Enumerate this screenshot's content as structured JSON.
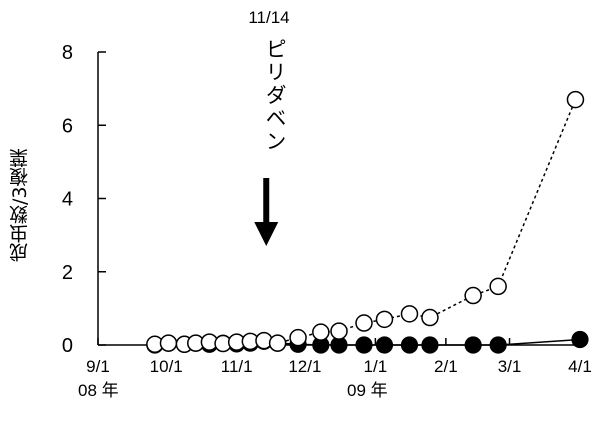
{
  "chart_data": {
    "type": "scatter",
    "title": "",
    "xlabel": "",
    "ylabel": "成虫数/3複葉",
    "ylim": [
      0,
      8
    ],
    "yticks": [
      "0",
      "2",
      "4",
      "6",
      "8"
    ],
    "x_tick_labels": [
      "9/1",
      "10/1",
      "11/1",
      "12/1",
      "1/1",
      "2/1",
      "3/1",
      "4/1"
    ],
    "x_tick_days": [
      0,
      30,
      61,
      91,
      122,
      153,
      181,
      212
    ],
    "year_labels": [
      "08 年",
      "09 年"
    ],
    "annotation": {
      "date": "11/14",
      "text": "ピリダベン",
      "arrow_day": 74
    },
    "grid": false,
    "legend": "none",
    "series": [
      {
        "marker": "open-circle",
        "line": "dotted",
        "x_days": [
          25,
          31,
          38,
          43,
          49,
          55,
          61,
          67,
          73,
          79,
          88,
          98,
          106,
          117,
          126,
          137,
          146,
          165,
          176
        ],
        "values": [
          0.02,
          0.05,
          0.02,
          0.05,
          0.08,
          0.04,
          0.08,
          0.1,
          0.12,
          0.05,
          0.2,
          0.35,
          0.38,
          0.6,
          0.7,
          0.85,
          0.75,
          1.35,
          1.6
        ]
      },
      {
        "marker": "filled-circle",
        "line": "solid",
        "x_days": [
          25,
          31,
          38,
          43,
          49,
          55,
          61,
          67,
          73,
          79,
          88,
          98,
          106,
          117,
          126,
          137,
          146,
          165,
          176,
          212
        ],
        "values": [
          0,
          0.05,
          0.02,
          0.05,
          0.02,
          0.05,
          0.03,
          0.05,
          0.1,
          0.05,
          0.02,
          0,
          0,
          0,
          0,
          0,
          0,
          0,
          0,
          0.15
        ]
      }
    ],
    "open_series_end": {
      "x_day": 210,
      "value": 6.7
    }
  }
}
-- -- --
* Exercise goal *
Scan the material for lines with the word "circle", and copy each line you find.

* Correct result *
        "marker": "open-circle",
        "marker": "filled-circle",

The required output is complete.